| Dataset records on visual material |
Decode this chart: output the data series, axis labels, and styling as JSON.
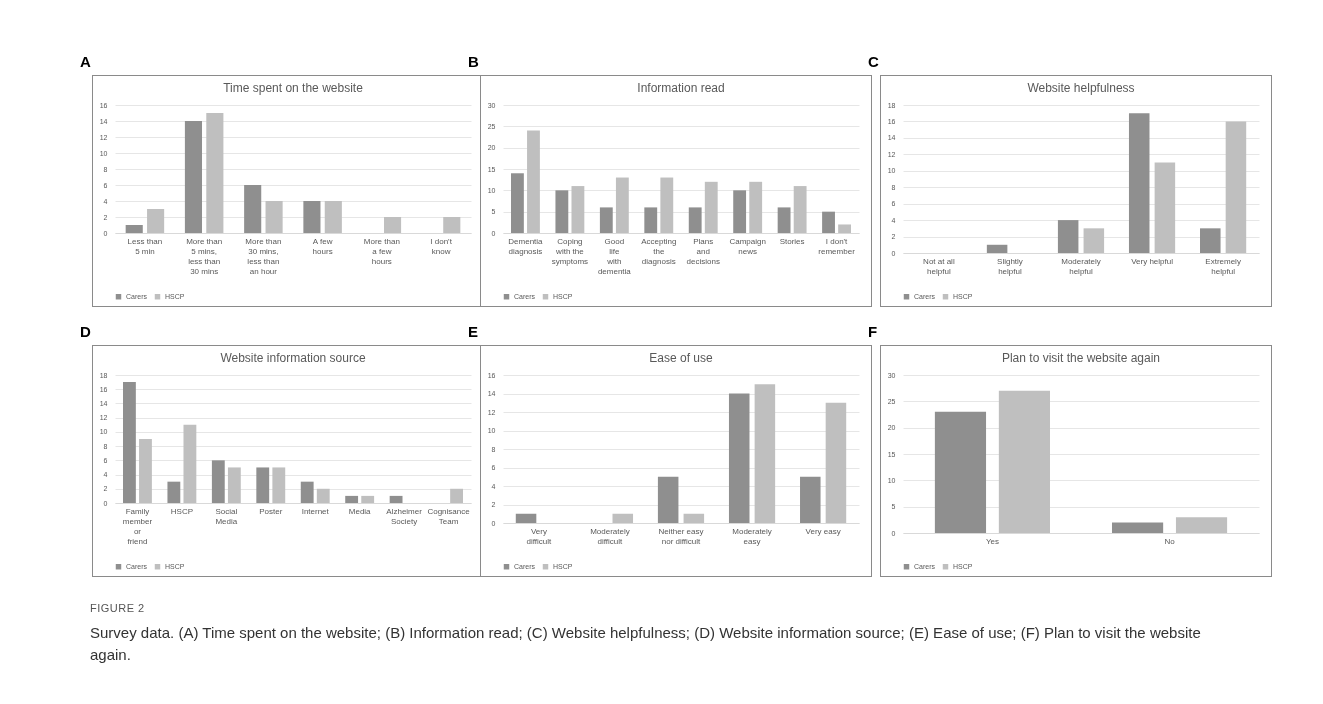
{
  "chart_data": [
    {
      "type": "bar",
      "title": "Time spent on the website",
      "annotations": [
        "A"
      ],
      "categories": [
        "Less than 5 min",
        "More than 5 mins, less than 30 mins",
        "More than 30 mins, less than an hour",
        "A few hours",
        "More than a few hours",
        "I don't know"
      ],
      "series": [
        {
          "name": "Carers",
          "color": "#8f8f8f",
          "values": [
            1,
            14,
            6,
            4,
            0,
            0
          ]
        },
        {
          "name": "HSCP",
          "color": "#bfbfbf",
          "values": [
            3,
            15,
            4,
            4,
            2,
            2
          ]
        }
      ],
      "ylim": [
        0,
        16
      ],
      "yticks": [
        0,
        2,
        4,
        6,
        8,
        10,
        12,
        14,
        16
      ],
      "grid": "y",
      "legend": "bottom"
    },
    {
      "type": "bar",
      "title": "Information read",
      "annotations": [
        "B"
      ],
      "categories": [
        "Dementia diagnosis",
        "Coping with the symptoms",
        "Good life with dementia",
        "Accepting the diagnosis",
        "Plans and decisions",
        "Campaign news",
        "Stories",
        "I don't remember"
      ],
      "series": [
        {
          "name": "Carers",
          "color": "#8f8f8f",
          "values": [
            14,
            10,
            6,
            6,
            6,
            10,
            6,
            5
          ]
        },
        {
          "name": "HSCP",
          "color": "#bfbfbf",
          "values": [
            24,
            11,
            13,
            13,
            12,
            12,
            11,
            2
          ]
        }
      ],
      "ylim": [
        0,
        30
      ],
      "yticks": [
        0,
        5,
        10,
        15,
        20,
        25,
        30
      ],
      "grid": "y",
      "legend": "bottom"
    },
    {
      "type": "bar",
      "title": "Website helpfulness",
      "annotations": [
        "C"
      ],
      "categories": [
        "Not at all helpful",
        "Slightly helpful",
        "Moderately helpful",
        "Very helpful",
        "Extremely helpful"
      ],
      "series": [
        {
          "name": "Carers",
          "color": "#8f8f8f",
          "values": [
            0,
            1,
            4,
            17,
            3
          ]
        },
        {
          "name": "HSCP",
          "color": "#bfbfbf",
          "values": [
            0,
            0,
            3,
            11,
            16
          ]
        }
      ],
      "ylim": [
        0,
        18
      ],
      "yticks": [
        0,
        2,
        4,
        6,
        8,
        10,
        12,
        14,
        16,
        18
      ],
      "grid": "y",
      "legend": "bottom"
    },
    {
      "type": "bar",
      "title": "Website information source",
      "annotations": [
        "D"
      ],
      "categories": [
        "Family member or friend",
        "HSCP",
        "Social Media",
        "Poster",
        "Internet",
        "Media",
        "Alzheimer Society",
        "Cognisance Team"
      ],
      "series": [
        {
          "name": "Carers",
          "color": "#8f8f8f",
          "values": [
            17,
            3,
            6,
            5,
            3,
            1,
            1,
            0
          ]
        },
        {
          "name": "HSCP",
          "color": "#bfbfbf",
          "values": [
            9,
            11,
            5,
            5,
            2,
            1,
            0,
            2
          ]
        }
      ],
      "ylim": [
        0,
        18
      ],
      "yticks": [
        0,
        2,
        4,
        6,
        8,
        10,
        12,
        14,
        16,
        18
      ],
      "grid": "y",
      "legend": "bottom"
    },
    {
      "type": "bar",
      "title": "Ease of use",
      "annotations": [
        "E"
      ],
      "categories": [
        "Very difficult",
        "Moderately difficult",
        "Neither easy nor difficult",
        "Moderately easy",
        "Very easy"
      ],
      "series": [
        {
          "name": "Carers",
          "color": "#8f8f8f",
          "values": [
            1,
            0,
            5,
            14,
            5
          ]
        },
        {
          "name": "HSCP",
          "color": "#bfbfbf",
          "values": [
            0,
            1,
            1,
            15,
            13
          ]
        }
      ],
      "ylim": [
        0,
        16
      ],
      "yticks": [
        0,
        2,
        4,
        6,
        8,
        10,
        12,
        14,
        16
      ],
      "grid": "y",
      "legend": "bottom"
    },
    {
      "type": "bar",
      "title": "Plan to visit the website again",
      "annotations": [
        "F",
        "FIGURE 2",
        "Survey data. (A) Time spent on the website; (B) Information read; (C) Website helpfulness; (D) Website information source; (E) Ease of use; (F) Plan to visit the website again."
      ],
      "categories": [
        "Yes",
        "No"
      ],
      "series": [
        {
          "name": "Carers",
          "color": "#8f8f8f",
          "values": [
            23,
            2
          ]
        },
        {
          "name": "HSCP",
          "color": "#bfbfbf",
          "values": [
            27,
            3
          ]
        }
      ],
      "ylim": [
        0,
        30
      ],
      "yticks": [
        0,
        5,
        10,
        15,
        20,
        25,
        30
      ],
      "grid": "y",
      "legend": "bottom"
    }
  ]
}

| INSTRUCTIONS TO FOLLOW |
Return every line of the records exactly as given, pictures excluded.

| TASK RESULT |
Decode this chart: output the data series, axis labels, and styling as JSON.
{
  "chart_data": [
    {
      "type": "bar",
      "title": "Time spent on the website",
      "annotations": [
        "A"
      ],
      "categories": [
        "Less than 5 min",
        "More than 5 mins, less than 30 mins",
        "More than 30 mins, less than an hour",
        "A few hours",
        "More than a few hours",
        "I don't know"
      ],
      "series": [
        {
          "name": "Carers",
          "color": "#8f8f8f",
          "values": [
            1,
            14,
            6,
            4,
            0,
            0
          ]
        },
        {
          "name": "HSCP",
          "color": "#bfbfbf",
          "values": [
            3,
            15,
            4,
            4,
            2,
            2
          ]
        }
      ],
      "ylim": [
        0,
        16
      ],
      "yticks": [
        0,
        2,
        4,
        6,
        8,
        10,
        12,
        14,
        16
      ],
      "grid": "y",
      "legend": "bottom"
    },
    {
      "type": "bar",
      "title": "Information read",
      "annotations": [
        "B"
      ],
      "categories": [
        "Dementia diagnosis",
        "Coping with the symptoms",
        "Good life with dementia",
        "Accepting the diagnosis",
        "Plans and decisions",
        "Campaign news",
        "Stories",
        "I don't remember"
      ],
      "series": [
        {
          "name": "Carers",
          "color": "#8f8f8f",
          "values": [
            14,
            10,
            6,
            6,
            6,
            10,
            6,
            5
          ]
        },
        {
          "name": "HSCP",
          "color": "#bfbfbf",
          "values": [
            24,
            11,
            13,
            13,
            12,
            12,
            11,
            2
          ]
        }
      ],
      "ylim": [
        0,
        30
      ],
      "yticks": [
        0,
        5,
        10,
        15,
        20,
        25,
        30
      ],
      "grid": "y",
      "legend": "bottom"
    },
    {
      "type": "bar",
      "title": "Website helpfulness",
      "annotations": [
        "C"
      ],
      "categories": [
        "Not at all helpful",
        "Slightly helpful",
        "Moderately helpful",
        "Very helpful",
        "Extremely helpful"
      ],
      "series": [
        {
          "name": "Carers",
          "color": "#8f8f8f",
          "values": [
            0,
            1,
            4,
            17,
            3
          ]
        },
        {
          "name": "HSCP",
          "color": "#bfbfbf",
          "values": [
            0,
            0,
            3,
            11,
            16
          ]
        }
      ],
      "ylim": [
        0,
        18
      ],
      "yticks": [
        0,
        2,
        4,
        6,
        8,
        10,
        12,
        14,
        16,
        18
      ],
      "grid": "y",
      "legend": "bottom"
    },
    {
      "type": "bar",
      "title": "Website information source",
      "annotations": [
        "D"
      ],
      "categories": [
        "Family member or friend",
        "HSCP",
        "Social Media",
        "Poster",
        "Internet",
        "Media",
        "Alzheimer Society",
        "Cognisance Team"
      ],
      "series": [
        {
          "name": "Carers",
          "color": "#8f8f8f",
          "values": [
            17,
            3,
            6,
            5,
            3,
            1,
            1,
            0
          ]
        },
        {
          "name": "HSCP",
          "color": "#bfbfbf",
          "values": [
            9,
            11,
            5,
            5,
            2,
            1,
            0,
            2
          ]
        }
      ],
      "ylim": [
        0,
        18
      ],
      "yticks": [
        0,
        2,
        4,
        6,
        8,
        10,
        12,
        14,
        16,
        18
      ],
      "grid": "y",
      "legend": "bottom"
    },
    {
      "type": "bar",
      "title": "Ease of use",
      "annotations": [
        "E"
      ],
      "categories": [
        "Very difficult",
        "Moderately difficult",
        "Neither easy nor difficult",
        "Moderately easy",
        "Very easy"
      ],
      "series": [
        {
          "name": "Carers",
          "color": "#8f8f8f",
          "values": [
            1,
            0,
            5,
            14,
            5
          ]
        },
        {
          "name": "HSCP",
          "color": "#bfbfbf",
          "values": [
            0,
            1,
            1,
            15,
            13
          ]
        }
      ],
      "ylim": [
        0,
        16
      ],
      "yticks": [
        0,
        2,
        4,
        6,
        8,
        10,
        12,
        14,
        16
      ],
      "grid": "y",
      "legend": "bottom"
    },
    {
      "type": "bar",
      "title": "Plan to visit the website again",
      "annotations": [
        "F",
        "FIGURE 2",
        "Survey data. (A) Time spent on the website; (B) Information read; (C) Website helpfulness; (D) Website information source; (E) Ease of use; (F) Plan to visit the website again."
      ],
      "categories": [
        "Yes",
        "No"
      ],
      "series": [
        {
          "name": "Carers",
          "color": "#8f8f8f",
          "values": [
            23,
            2
          ]
        },
        {
          "name": "HSCP",
          "color": "#bfbfbf",
          "values": [
            27,
            3
          ]
        }
      ],
      "ylim": [
        0,
        30
      ],
      "yticks": [
        0,
        5,
        10,
        15,
        20,
        25,
        30
      ],
      "grid": "y",
      "legend": "bottom"
    }
  ]
}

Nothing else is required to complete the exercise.